** Description of the task **
Your task is to extract every line from the material below exactly.

** Provided records **
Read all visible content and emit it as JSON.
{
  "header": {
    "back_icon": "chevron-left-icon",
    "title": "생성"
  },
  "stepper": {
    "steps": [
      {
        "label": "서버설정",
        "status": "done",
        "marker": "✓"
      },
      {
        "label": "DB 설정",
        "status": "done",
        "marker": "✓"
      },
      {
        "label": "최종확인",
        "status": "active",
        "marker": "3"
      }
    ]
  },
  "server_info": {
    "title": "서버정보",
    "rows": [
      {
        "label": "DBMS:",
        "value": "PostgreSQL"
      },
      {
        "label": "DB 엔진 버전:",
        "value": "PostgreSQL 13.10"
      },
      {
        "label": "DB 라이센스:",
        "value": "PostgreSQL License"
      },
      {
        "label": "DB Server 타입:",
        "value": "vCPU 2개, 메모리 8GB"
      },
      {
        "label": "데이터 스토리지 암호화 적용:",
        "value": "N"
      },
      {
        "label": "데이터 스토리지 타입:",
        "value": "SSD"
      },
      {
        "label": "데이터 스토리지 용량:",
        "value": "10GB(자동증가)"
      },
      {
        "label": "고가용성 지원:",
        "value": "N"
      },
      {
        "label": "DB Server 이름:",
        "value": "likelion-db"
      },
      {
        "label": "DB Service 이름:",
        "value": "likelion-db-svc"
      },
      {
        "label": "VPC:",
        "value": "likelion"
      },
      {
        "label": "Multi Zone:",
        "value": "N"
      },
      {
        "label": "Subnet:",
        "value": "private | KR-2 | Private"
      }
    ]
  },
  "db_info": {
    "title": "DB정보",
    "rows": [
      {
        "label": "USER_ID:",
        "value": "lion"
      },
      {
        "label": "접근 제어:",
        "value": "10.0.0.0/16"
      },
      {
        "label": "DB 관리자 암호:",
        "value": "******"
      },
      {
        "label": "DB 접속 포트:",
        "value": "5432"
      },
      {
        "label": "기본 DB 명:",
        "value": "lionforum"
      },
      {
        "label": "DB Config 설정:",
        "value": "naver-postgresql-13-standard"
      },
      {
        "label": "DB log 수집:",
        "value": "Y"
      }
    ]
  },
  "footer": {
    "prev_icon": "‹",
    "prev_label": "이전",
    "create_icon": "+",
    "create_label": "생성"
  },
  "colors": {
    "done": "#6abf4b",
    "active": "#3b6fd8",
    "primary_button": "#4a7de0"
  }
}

** Task response **
Read all visible content and emit it as JSON.
{
  "header": {
    "back_icon": "chevron-left-icon",
    "title": "생성"
  },
  "stepper": {
    "steps": [
      {
        "label": "서버설정",
        "status": "done",
        "marker": "✓"
      },
      {
        "label": "DB 설정",
        "status": "done",
        "marker": "✓"
      },
      {
        "label": "최종확인",
        "status": "active",
        "marker": "3"
      }
    ]
  },
  "server_info": {
    "title": "서버정보",
    "rows": [
      {
        "label": "DBMS:",
        "value": "PostgreSQL"
      },
      {
        "label": "DB 엔진 버전:",
        "value": "PostgreSQL 13.10"
      },
      {
        "label": "DB 라이센스:",
        "value": "PostgreSQL License"
      },
      {
        "label": "DB Server 타입:",
        "value": "vCPU 2개, 메모리 8GB"
      },
      {
        "label": "데이터 스토리지 암호화 적용:",
        "value": "N"
      },
      {
        "label": "데이터 스토리지 타입:",
        "value": "SSD"
      },
      {
        "label": "데이터 스토리지 용량:",
        "value": "10GB(자동증가)"
      },
      {
        "label": "고가용성 지원:",
        "value": "N"
      },
      {
        "label": "DB Server 이름:",
        "value": "likelion-db"
      },
      {
        "label": "DB Service 이름:",
        "value": "likelion-db-svc"
      },
      {
        "label": "VPC:",
        "value": "likelion"
      },
      {
        "label": "Multi Zone:",
        "value": "N"
      },
      {
        "label": "Subnet:",
        "value": "private | KR-2 | Private"
      }
    ]
  },
  "db_info": {
    "title": "DB정보",
    "rows": [
      {
        "label": "USER_ID:",
        "value": "lion"
      },
      {
        "label": "접근 제어:",
        "value": "10.0.0.0/16"
      },
      {
        "label": "DB 관리자 암호:",
        "value": "******"
      },
      {
        "label": "DB 접속 포트:",
        "value": "5432"
      },
      {
        "label": "기본 DB 명:",
        "value": "lionforum"
      },
      {
        "label": "DB Config 설정:",
        "value": "naver-postgresql-13-standard"
      },
      {
        "label": "DB log 수집:",
        "value": "Y"
      }
    ]
  },
  "footer": {
    "prev_icon": "‹",
    "prev_label": "이전",
    "create_icon": "+",
    "create_label": "생성"
  },
  "colors": {
    "done": "#6abf4b",
    "active": "#3b6fd8",
    "primary_button": "#4a7de0"
  }
}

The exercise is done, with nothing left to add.